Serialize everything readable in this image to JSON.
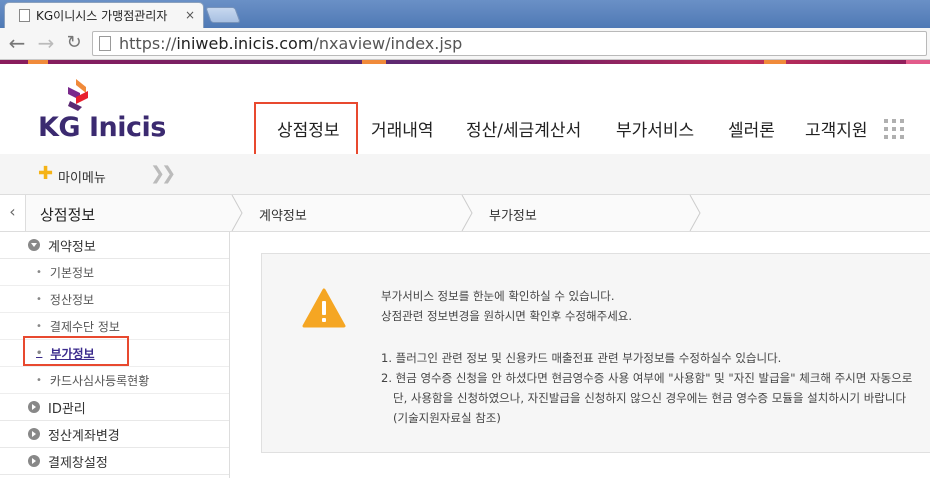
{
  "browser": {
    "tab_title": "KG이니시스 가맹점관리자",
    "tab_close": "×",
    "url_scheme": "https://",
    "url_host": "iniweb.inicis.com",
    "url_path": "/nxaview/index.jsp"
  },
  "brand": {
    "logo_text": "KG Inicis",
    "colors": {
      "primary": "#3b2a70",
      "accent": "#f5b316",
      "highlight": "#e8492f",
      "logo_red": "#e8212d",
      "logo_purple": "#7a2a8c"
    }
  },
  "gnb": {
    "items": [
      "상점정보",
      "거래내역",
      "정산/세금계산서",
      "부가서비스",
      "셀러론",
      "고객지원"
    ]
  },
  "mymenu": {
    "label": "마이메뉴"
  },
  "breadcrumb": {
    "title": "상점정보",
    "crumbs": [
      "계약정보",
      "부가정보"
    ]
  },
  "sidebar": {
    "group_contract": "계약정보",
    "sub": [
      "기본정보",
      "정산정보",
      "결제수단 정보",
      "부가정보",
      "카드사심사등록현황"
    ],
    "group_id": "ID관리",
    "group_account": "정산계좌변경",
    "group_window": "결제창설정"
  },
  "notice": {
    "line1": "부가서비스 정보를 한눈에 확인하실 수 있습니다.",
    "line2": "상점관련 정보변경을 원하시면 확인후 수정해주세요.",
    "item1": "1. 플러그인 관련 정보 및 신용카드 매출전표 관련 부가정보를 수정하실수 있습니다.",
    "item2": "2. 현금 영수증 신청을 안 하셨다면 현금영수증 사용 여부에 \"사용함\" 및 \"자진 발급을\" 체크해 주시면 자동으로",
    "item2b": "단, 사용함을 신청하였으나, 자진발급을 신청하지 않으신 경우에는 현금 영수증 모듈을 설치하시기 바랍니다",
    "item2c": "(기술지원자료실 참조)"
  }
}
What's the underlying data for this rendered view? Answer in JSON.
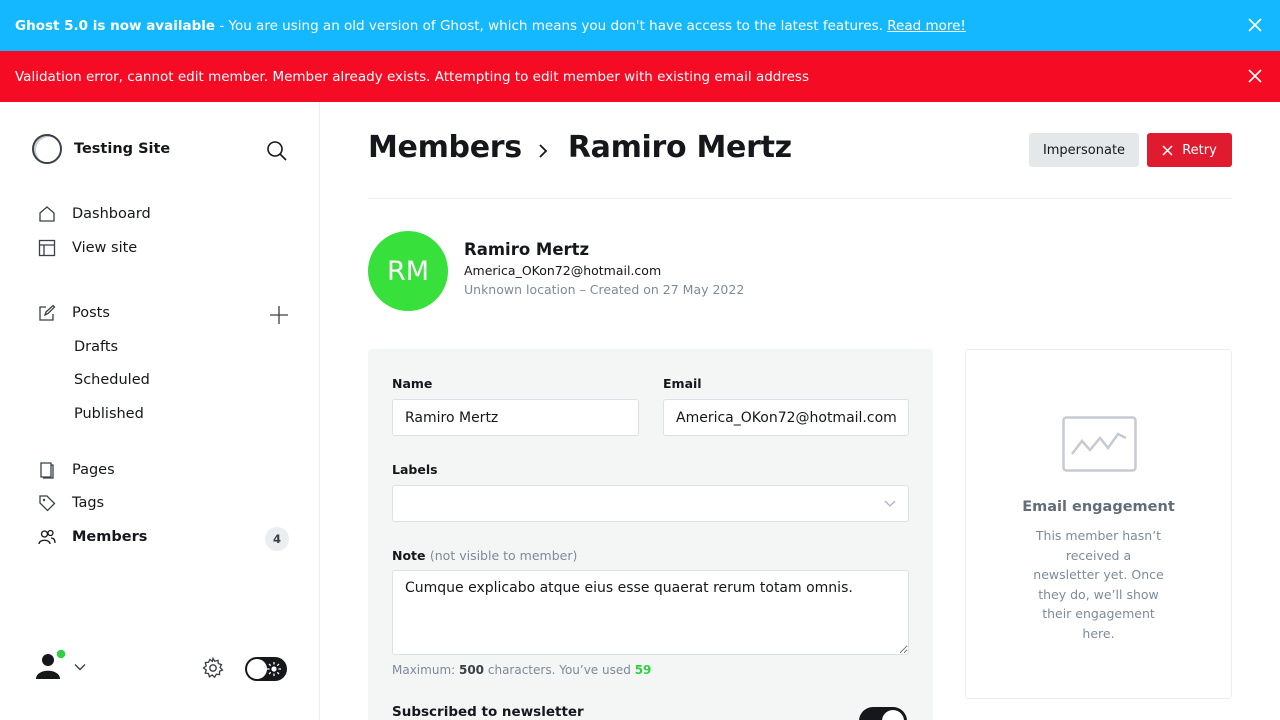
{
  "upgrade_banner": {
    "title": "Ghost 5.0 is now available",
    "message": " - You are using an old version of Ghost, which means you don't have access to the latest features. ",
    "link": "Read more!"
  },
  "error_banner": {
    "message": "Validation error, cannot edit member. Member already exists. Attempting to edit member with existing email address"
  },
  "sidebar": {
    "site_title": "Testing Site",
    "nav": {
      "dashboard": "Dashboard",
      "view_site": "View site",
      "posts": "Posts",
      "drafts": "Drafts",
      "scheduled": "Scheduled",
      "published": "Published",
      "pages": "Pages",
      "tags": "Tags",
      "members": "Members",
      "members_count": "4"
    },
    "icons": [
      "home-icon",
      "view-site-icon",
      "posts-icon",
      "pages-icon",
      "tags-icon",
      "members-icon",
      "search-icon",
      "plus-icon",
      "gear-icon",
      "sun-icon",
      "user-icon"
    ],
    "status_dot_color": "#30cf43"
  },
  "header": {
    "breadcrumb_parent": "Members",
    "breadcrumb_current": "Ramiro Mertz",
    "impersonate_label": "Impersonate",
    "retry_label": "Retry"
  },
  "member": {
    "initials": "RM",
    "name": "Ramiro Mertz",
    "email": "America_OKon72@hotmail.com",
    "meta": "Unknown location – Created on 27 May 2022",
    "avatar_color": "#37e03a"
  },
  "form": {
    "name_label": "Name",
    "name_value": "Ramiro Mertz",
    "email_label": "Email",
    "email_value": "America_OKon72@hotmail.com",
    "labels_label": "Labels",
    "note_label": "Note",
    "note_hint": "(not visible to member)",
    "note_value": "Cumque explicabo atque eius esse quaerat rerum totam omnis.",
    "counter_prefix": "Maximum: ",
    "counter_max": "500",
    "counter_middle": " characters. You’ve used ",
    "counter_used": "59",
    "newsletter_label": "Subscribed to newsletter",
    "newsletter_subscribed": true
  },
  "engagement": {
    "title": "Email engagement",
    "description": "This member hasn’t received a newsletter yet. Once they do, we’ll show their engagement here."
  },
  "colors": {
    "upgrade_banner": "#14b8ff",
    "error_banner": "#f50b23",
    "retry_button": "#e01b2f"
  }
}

Do this — Skipping the pictures, transcribe each line above exactly as it appears.

Solution below —
Serialize everything readable in this image to JSON.
{
  "browser": {
    "tab_title": "KG이니시스 가맹점관리자",
    "tab_close": "×",
    "url_scheme": "https://",
    "url_host": "iniweb.inicis.com",
    "url_path": "/nxaview/index.jsp"
  },
  "brand": {
    "logo_text": "KG Inicis",
    "colors": {
      "primary": "#3b2a70",
      "accent": "#f5b316",
      "highlight": "#e8492f",
      "logo_red": "#e8212d",
      "logo_purple": "#7a2a8c"
    }
  },
  "gnb": {
    "items": [
      "상점정보",
      "거래내역",
      "정산/세금계산서",
      "부가서비스",
      "셀러론",
      "고객지원"
    ]
  },
  "mymenu": {
    "label": "마이메뉴"
  },
  "breadcrumb": {
    "title": "상점정보",
    "crumbs": [
      "계약정보",
      "부가정보"
    ]
  },
  "sidebar": {
    "group_contract": "계약정보",
    "sub": [
      "기본정보",
      "정산정보",
      "결제수단 정보",
      "부가정보",
      "카드사심사등록현황"
    ],
    "group_id": "ID관리",
    "group_account": "정산계좌변경",
    "group_window": "결제창설정"
  },
  "notice": {
    "line1": "부가서비스 정보를 한눈에 확인하실 수 있습니다.",
    "line2": "상점관련 정보변경을 원하시면 확인후 수정해주세요.",
    "item1": "1. 플러그인 관련 정보 및 신용카드 매출전표 관련 부가정보를 수정하실수 있습니다.",
    "item2": "2. 현금 영수증 신청을 안 하셨다면 현금영수증 사용 여부에 \"사용함\" 및 \"자진 발급을\" 체크해 주시면 자동으로",
    "item2b": "단, 사용함을 신청하였으나, 자진발급을 신청하지 않으신 경우에는 현금 영수증 모듈을 설치하시기 바랍니다",
    "item2c": "(기술지원자료실 참조)"
  }
}
What's the underlying data for this rendered view? Answer in JSON.
{
  "upgrade_banner": {
    "title": "Ghost 5.0 is now available",
    "message": " - You are using an old version of Ghost, which means you don't have access to the latest features. ",
    "link": "Read more!"
  },
  "error_banner": {
    "message": "Validation error, cannot edit member. Member already exists. Attempting to edit member with existing email address"
  },
  "sidebar": {
    "site_title": "Testing Site",
    "nav": {
      "dashboard": "Dashboard",
      "view_site": "View site",
      "posts": "Posts",
      "drafts": "Drafts",
      "scheduled": "Scheduled",
      "published": "Published",
      "pages": "Pages",
      "tags": "Tags",
      "members": "Members",
      "members_count": "4"
    },
    "icons": [
      "home-icon",
      "view-site-icon",
      "posts-icon",
      "pages-icon",
      "tags-icon",
      "members-icon",
      "search-icon",
      "plus-icon",
      "gear-icon",
      "sun-icon",
      "user-icon"
    ],
    "status_dot_color": "#30cf43"
  },
  "header": {
    "breadcrumb_parent": "Members",
    "breadcrumb_current": "Ramiro Mertz",
    "impersonate_label": "Impersonate",
    "retry_label": "Retry"
  },
  "member": {
    "initials": "RM",
    "name": "Ramiro Mertz",
    "email": "America_OKon72@hotmail.com",
    "meta": "Unknown location – Created on 27 May 2022",
    "avatar_color": "#37e03a"
  },
  "form": {
    "name_label": "Name",
    "name_value": "Ramiro Mertz",
    "email_label": "Email",
    "email_value": "America_OKon72@hotmail.com",
    "labels_label": "Labels",
    "note_label": "Note",
    "note_hint": "(not visible to member)",
    "note_value": "Cumque explicabo atque eius esse quaerat rerum totam omnis.",
    "counter_prefix": "Maximum: ",
    "counter_max": "500",
    "counter_middle": " characters. You’ve used ",
    "counter_used": "59",
    "newsletter_label": "Subscribed to newsletter",
    "newsletter_subscribed": true
  },
  "engagement": {
    "title": "Email engagement",
    "description": "This member hasn’t received a newsletter yet. Once they do, we’ll show their engagement here."
  },
  "colors": {
    "upgrade_banner": "#14b8ff",
    "error_banner": "#f50b23",
    "retry_button": "#e01b2f"
  }
}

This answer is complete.